::: Given information

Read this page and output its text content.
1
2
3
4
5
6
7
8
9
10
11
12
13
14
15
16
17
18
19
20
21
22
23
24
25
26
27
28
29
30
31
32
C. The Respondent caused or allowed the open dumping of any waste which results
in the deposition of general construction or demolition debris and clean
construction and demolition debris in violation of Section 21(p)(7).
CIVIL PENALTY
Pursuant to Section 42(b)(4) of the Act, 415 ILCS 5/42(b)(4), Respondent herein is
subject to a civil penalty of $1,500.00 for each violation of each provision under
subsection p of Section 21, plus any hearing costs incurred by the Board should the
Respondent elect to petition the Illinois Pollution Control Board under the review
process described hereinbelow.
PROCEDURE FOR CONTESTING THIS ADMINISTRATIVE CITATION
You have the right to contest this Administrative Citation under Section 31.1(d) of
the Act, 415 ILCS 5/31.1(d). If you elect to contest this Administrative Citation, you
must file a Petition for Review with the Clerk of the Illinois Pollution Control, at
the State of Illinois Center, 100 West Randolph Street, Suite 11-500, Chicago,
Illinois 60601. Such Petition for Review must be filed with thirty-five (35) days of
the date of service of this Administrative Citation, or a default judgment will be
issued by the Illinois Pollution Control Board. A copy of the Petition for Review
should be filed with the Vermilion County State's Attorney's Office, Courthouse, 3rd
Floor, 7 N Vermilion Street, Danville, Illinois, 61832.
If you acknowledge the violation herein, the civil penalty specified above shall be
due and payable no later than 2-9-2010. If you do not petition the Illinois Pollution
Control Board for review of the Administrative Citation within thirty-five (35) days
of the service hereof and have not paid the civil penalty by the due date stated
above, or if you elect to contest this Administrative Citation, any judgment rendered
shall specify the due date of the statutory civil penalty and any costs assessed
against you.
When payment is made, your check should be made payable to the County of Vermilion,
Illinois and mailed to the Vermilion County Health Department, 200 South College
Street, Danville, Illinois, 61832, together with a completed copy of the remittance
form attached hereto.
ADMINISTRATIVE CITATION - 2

::::::

_Set exercise_
Would you write down every record again, exactly?

_Answer for this exercise_
Read this page and output its text content.
1
2
3
4
5
6
7
8
9
10
11
12
13
14
15
16
17
18
19
20
21
22
23
24
25
26
27
28
29
30
31
32
C. The Respondent caused or allowed the open dumping of any waste which results
in the deposition of general construction or demolition debris and clean
construction and demolition debris in violation of Section 21(p)(7).
CIVIL PENALTY
Pursuant to Section 42(b)(4) of the Act, 415 ILCS 5/42(b)(4), Respondent herein is
subject to a civil penalty of $1,500.00 for each violation of each provision under
subsection p of Section 21, plus any hearing costs incurred by the Board should the
Respondent elect to petition the Illinois Pollution Control Board under the review
process described hereinbelow.
PROCEDURE FOR CONTESTING THIS ADMINISTRATIVE CITATION
You have the right to contest this Administrative Citation under Section 31.1(d) of
the Act, 415 ILCS 5/31.1(d). If you elect to contest this Administrative Citation, you
must file a Petition for Review with the Clerk of the Illinois Pollution Control, at
the State of Illinois Center, 100 West Randolph Street, Suite 11-500, Chicago,
Illinois 60601. Such Petition for Review must be filed with thirty-five (35) days of
the date of service of this Administrative Citation, or a default judgment will be
issued by the Illinois Pollution Control Board. A copy of the Petition for Review
should be filed with the Vermilion County State's Attorney's Office, Courthouse, 3rd
Floor, 7 N Vermilion Street, Danville, Illinois, 61832.
If you acknowledge the violation herein, the civil penalty specified above shall be
due and payable no later than 2-9-2010. If you do not petition the Illinois Pollution
Control Board for review of the Administrative Citation within thirty-five (35) days
of the service hereof and have not paid the civil penalty by the due date stated
above, or if you elect to contest this Administrative Citation, any judgment rendered
shall specify the due date of the statutory civil penalty and any costs assessed
against you.
When payment is made, your check should be made payable to the County of Vermilion,
Illinois and mailed to the Vermilion County Health Department, 200 South College
Street, Danville, Illinois, 61832, together with a completed copy of the remittance
form attached hereto.
ADMINISTRATIVE CITATION - 2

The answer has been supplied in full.